## SELECTION
########

Subject: Re: Enhancements to bus_space_barrier
To: Jonathan Stone <jonathan@DSG.Stanford.EDU>
From: Jason R Thorpe <thorpej@wasabisystems.com>
List: tech-kern
Date: 10/19/2001 17:34:39
On Fri, Oct 19, 2001 at 02:19:51PM -0700, Jonathan Stone wrote:

 > I also recall a design choice that certain entries in the full R x W
 > matrix simply wouldn't be used that often; and that the decision not
 > to have a full matrix reflected that, as well as the inability of
 > "common" hardware to do the full matrix.

Yes, mostly.

I think really what happened is "we looked at what the Alpha did".  The
Alpha has "memory barriers" and "write memory barriers".  They have the
following semantics:

	MB		Ensure that all pending loads and stores complete
			before any subsequent loads or stores are issued.

	WMB		Ensure that all pending stores complete before
			any subsequent stores are issued.[*]

Note that these instructions do NOT actually flush the store buffer
or accelerate the progress of memory operations .. they only guarantee
a barrier.  To force a flush of the store buffer, you'd have to:

	ldiq	t0, ALPHA_K0SEG_BASE
	mb
	ldq	t0, 0(t0)

i.e. force a load after the barrier.

Anyway, the Alpha bus_space_barrier() is implemented thusly:

	if ((f & BUS_SPACE_BARRIER_READ) != 0)
		alpha_mb();
	else if ((f & BUS_SPACE_BARRIER_WRITE) != 0)

########

## STORED DATA
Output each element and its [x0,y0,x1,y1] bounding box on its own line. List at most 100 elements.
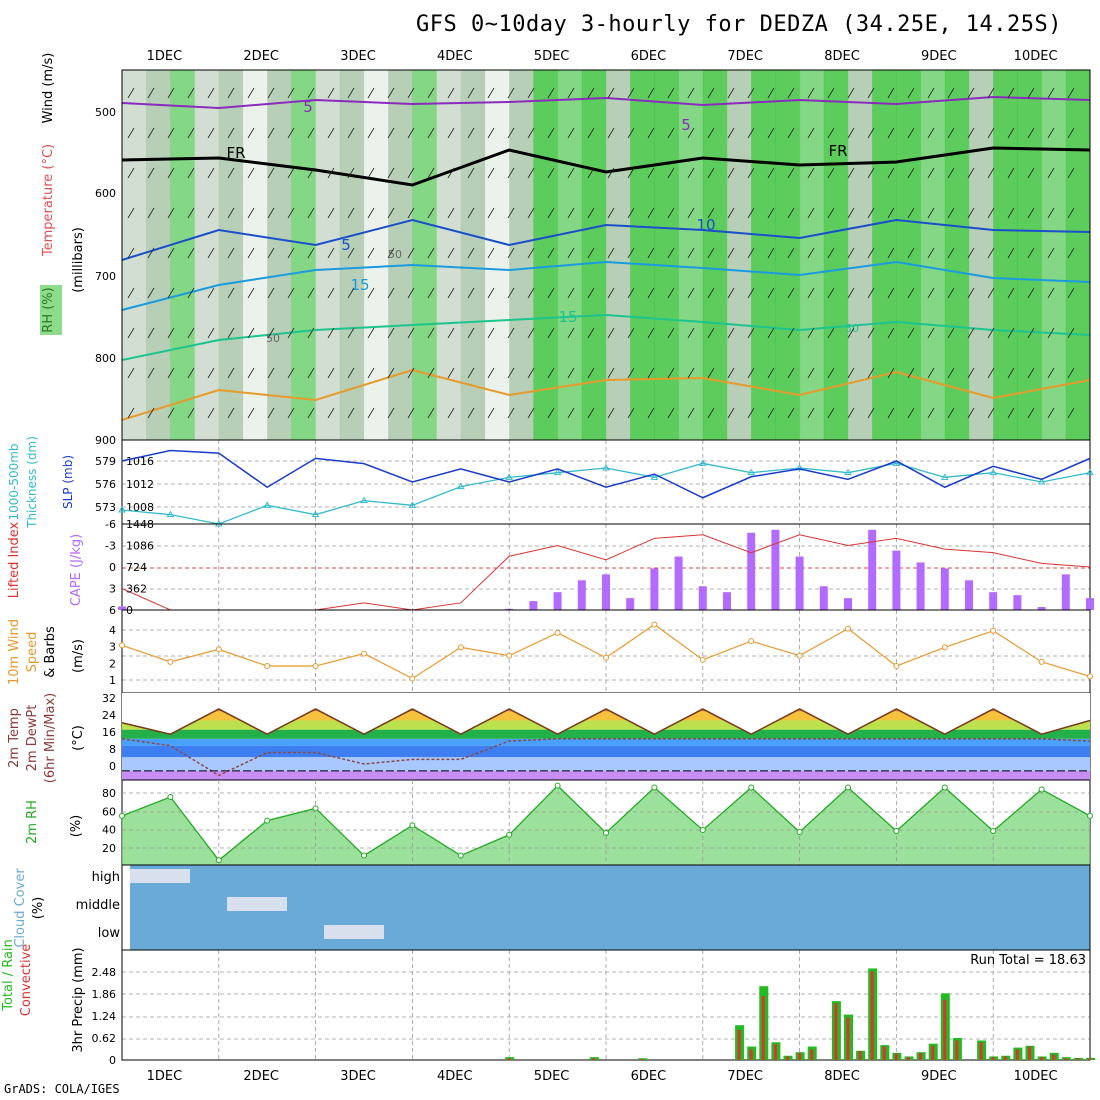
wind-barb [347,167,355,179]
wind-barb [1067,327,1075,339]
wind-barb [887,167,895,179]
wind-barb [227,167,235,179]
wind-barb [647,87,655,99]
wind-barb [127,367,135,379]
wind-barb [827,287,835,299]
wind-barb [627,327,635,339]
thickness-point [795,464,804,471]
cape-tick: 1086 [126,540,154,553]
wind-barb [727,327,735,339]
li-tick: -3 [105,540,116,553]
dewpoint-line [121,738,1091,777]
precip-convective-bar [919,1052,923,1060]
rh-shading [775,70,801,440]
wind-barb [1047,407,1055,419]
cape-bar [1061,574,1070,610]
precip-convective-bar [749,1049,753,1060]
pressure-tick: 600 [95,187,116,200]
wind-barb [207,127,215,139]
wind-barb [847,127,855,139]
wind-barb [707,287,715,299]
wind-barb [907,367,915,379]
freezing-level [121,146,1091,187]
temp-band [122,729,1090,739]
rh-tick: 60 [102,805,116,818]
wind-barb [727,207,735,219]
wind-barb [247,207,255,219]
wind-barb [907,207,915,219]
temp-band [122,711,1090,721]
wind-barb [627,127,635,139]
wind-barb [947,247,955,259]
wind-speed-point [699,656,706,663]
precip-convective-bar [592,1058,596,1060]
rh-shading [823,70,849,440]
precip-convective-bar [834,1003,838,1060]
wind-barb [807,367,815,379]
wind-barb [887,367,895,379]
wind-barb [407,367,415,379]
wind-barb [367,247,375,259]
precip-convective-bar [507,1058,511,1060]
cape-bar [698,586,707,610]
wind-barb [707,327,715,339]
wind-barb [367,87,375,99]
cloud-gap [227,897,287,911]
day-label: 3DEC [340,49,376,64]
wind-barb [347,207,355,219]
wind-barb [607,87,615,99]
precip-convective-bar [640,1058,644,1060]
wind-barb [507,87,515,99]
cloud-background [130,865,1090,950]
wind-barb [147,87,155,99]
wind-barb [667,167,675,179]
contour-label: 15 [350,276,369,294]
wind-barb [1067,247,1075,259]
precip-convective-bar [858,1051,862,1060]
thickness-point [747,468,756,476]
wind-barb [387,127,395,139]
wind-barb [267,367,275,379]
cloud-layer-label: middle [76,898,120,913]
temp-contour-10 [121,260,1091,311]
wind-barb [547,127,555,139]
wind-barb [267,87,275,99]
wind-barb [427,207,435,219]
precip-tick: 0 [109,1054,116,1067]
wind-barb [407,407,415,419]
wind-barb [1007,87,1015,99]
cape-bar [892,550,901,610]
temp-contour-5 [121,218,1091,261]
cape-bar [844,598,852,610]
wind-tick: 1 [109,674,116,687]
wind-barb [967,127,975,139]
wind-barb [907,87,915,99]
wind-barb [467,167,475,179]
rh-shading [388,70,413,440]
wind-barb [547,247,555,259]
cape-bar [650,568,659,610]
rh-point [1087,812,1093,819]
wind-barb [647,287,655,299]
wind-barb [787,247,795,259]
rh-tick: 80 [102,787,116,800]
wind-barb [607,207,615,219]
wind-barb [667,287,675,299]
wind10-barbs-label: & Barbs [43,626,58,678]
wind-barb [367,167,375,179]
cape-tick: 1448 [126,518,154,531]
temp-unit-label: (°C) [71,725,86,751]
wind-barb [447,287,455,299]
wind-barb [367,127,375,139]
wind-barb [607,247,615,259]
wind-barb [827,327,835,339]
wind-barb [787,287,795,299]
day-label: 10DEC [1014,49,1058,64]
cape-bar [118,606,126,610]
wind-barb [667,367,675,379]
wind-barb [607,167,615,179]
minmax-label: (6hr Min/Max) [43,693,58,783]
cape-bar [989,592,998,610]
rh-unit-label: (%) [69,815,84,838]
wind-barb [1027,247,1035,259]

########

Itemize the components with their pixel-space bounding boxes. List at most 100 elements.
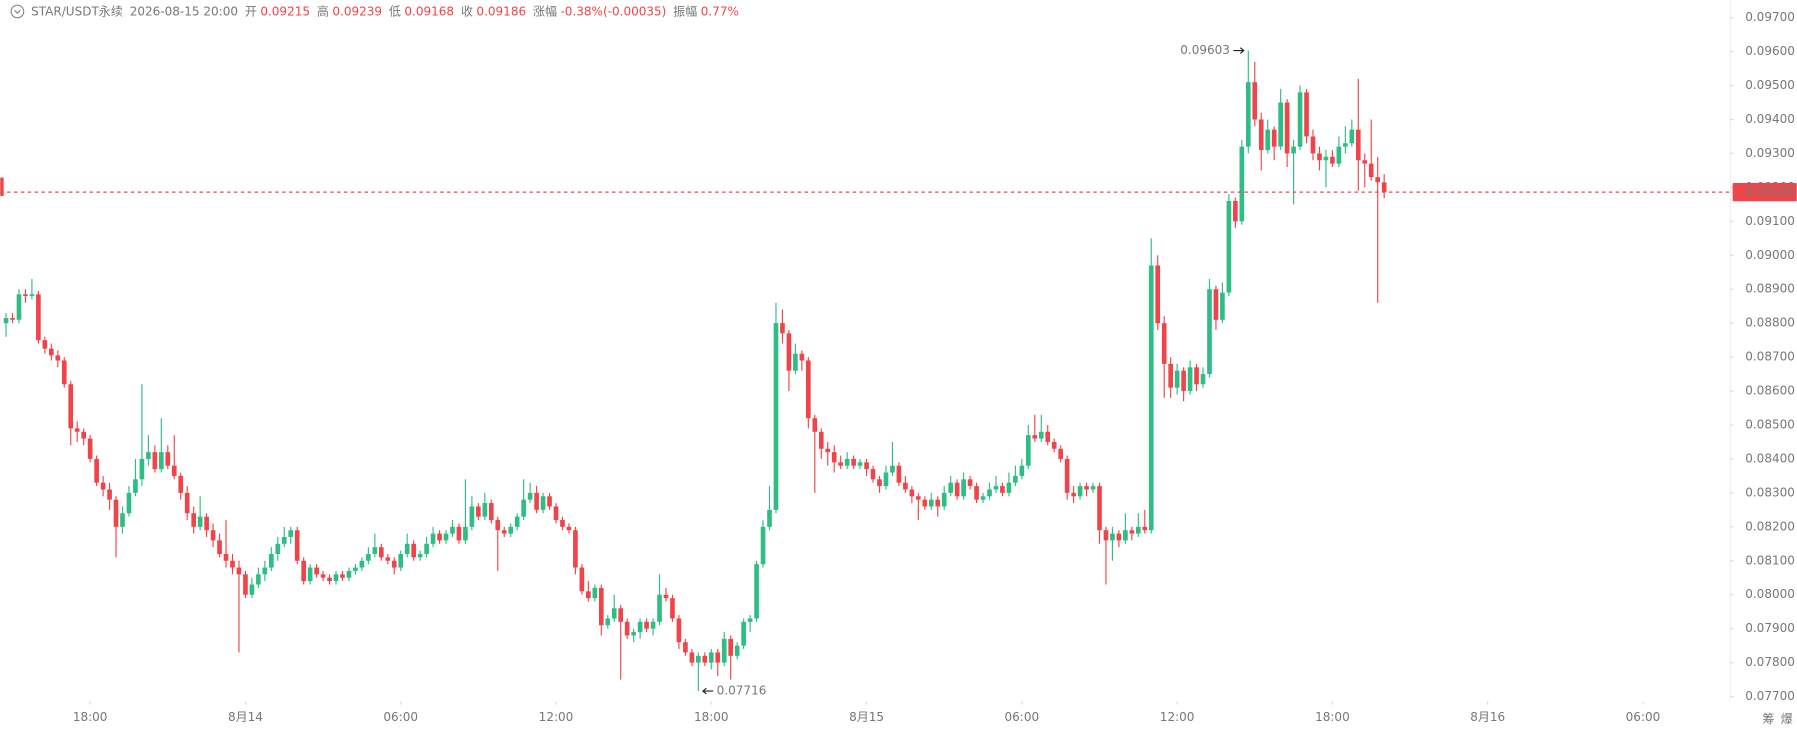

########

## ACTIONS TO TAKE
- 1) In the bus_space_barrier reply, do the following statements agree with the text? Answer yes or no for each and quote the deciding words.
(a) The WMB instruction makes all pending stores complete before any later stores are issued.
(b) The MB and WMB instructions actually flush the store buffer.
(c) To force a flush of the store buffer, a load is forced after the barrier.
- 2) Reproduce the part of the bus_space_barrier reply that opens with the words containing "i.e. force a" and closes with "BUS_SPACE_BARRIER_WRITE) != 0)".

## WRITTEN ANSWERS
- 1)
(a) Yes: "Ensure that all pending stores complete before any subsequent stores are issued."
(b) No: "Note that these instructions do NOT actually flush the store buffer"
(c) Yes: "i.e. force a load after the barrier."

- 2)
i.e. force a load after the barrier.

Anyway, the Alpha bus_space_barrier() is implemented thusly:

	if ((f & BUS_SPACE_BARRIER_READ) != 0)
		alpha_mb();
	else if ((f & BUS_SPACE_BARRIER_WRITE) != 0)